:: Instructions for the task ::
Return the lines where the word "Give" occurs.
· · ·
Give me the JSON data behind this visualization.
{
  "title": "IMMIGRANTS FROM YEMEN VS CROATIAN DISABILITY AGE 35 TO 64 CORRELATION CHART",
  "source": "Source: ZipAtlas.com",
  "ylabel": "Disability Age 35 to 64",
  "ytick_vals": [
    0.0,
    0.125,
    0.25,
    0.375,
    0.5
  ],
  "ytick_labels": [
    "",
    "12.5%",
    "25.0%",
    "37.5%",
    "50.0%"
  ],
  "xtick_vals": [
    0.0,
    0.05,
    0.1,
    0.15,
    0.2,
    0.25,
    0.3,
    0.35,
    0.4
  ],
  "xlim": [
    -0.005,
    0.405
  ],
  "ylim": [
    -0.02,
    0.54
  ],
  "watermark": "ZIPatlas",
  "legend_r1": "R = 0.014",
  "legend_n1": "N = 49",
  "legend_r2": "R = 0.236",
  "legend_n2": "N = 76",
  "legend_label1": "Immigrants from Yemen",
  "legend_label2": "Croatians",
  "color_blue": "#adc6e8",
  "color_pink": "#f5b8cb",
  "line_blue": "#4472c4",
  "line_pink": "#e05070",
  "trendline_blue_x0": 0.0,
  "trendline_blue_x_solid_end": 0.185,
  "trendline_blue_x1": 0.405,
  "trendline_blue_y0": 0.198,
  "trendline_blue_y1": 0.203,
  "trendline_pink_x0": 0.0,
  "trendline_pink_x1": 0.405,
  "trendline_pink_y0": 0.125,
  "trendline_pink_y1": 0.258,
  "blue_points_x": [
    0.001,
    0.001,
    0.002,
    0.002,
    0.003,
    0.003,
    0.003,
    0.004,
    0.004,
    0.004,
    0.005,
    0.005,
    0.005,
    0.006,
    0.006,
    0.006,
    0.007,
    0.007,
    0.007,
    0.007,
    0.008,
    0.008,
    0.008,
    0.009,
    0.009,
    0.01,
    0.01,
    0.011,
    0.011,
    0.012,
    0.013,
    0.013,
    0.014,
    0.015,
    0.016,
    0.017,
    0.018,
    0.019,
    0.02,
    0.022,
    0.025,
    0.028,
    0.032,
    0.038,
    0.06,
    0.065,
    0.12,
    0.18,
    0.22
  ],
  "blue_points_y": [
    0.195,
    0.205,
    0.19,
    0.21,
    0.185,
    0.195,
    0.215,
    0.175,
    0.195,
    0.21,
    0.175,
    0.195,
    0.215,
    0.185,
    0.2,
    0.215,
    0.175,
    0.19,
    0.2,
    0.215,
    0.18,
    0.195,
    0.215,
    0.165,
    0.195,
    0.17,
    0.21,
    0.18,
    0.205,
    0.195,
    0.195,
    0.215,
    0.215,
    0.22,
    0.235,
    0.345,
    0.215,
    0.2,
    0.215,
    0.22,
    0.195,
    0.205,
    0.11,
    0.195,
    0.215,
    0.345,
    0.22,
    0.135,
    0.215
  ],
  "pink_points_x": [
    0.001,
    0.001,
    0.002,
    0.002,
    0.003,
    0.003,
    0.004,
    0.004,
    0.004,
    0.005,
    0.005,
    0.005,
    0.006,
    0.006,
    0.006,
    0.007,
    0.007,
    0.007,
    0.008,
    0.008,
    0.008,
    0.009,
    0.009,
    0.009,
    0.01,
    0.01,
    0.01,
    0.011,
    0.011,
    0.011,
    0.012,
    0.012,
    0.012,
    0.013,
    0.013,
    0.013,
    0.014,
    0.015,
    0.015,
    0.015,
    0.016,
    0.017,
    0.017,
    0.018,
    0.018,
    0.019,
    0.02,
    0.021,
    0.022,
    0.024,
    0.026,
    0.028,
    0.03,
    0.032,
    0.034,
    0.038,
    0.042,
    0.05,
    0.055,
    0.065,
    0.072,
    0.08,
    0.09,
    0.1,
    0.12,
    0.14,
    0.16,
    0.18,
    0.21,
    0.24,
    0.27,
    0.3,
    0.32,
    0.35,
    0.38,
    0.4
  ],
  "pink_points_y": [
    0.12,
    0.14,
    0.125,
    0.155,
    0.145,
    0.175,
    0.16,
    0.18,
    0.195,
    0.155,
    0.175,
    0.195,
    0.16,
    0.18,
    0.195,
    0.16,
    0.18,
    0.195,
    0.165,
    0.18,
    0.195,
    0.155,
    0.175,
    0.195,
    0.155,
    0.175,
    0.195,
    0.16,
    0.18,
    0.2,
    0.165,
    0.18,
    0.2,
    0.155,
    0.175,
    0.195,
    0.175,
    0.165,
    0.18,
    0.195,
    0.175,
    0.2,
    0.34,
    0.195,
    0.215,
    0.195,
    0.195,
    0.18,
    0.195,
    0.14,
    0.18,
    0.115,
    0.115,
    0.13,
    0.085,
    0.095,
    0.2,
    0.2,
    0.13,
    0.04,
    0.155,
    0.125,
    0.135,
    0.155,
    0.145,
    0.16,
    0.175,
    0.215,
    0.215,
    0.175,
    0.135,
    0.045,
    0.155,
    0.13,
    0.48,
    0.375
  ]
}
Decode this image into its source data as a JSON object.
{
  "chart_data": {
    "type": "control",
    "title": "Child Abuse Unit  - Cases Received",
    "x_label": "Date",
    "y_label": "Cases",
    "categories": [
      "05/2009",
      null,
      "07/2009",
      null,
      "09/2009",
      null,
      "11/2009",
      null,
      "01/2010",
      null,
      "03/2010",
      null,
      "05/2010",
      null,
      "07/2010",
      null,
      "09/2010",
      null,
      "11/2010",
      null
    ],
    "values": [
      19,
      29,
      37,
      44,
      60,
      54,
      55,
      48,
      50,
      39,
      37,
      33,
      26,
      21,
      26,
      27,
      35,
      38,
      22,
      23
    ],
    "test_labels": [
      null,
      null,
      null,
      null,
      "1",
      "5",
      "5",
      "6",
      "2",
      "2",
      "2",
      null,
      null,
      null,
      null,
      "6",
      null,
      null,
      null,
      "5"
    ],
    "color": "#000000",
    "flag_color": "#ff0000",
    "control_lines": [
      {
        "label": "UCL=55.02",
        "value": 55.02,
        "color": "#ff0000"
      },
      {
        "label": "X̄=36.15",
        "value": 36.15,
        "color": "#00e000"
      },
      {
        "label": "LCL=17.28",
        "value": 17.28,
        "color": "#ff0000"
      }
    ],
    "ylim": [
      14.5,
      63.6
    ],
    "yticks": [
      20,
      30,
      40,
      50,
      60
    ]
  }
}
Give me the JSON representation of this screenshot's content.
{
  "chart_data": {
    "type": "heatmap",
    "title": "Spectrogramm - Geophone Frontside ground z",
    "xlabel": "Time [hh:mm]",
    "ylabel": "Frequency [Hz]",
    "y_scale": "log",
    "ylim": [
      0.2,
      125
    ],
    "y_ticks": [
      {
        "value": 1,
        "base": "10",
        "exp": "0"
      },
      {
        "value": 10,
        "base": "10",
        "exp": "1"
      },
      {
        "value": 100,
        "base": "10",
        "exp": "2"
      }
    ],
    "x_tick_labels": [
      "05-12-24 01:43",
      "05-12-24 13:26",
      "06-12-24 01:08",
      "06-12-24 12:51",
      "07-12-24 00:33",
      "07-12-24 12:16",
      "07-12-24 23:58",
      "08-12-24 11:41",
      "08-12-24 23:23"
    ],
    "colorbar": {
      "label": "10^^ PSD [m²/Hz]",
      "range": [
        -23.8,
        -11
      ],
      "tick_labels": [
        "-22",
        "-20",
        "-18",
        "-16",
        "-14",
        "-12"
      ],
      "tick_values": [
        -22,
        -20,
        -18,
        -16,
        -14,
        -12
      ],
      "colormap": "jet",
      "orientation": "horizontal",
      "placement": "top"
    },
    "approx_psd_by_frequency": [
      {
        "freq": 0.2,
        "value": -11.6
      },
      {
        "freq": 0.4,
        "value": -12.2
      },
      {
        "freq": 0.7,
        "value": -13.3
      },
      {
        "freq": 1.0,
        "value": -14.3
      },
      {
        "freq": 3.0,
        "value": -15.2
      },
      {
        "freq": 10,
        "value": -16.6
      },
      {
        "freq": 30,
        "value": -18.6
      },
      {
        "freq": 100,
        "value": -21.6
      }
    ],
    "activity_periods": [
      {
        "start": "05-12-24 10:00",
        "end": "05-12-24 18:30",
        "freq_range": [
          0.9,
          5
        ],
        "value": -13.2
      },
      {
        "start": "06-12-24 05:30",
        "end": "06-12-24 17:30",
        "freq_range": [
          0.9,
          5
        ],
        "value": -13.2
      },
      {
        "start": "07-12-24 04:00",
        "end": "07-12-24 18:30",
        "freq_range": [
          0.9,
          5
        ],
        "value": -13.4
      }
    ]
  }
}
· · ·
:: Solved problem ::
Give me the JSON data behind this visualization.
Give me the JSON representation of this screenshot's content.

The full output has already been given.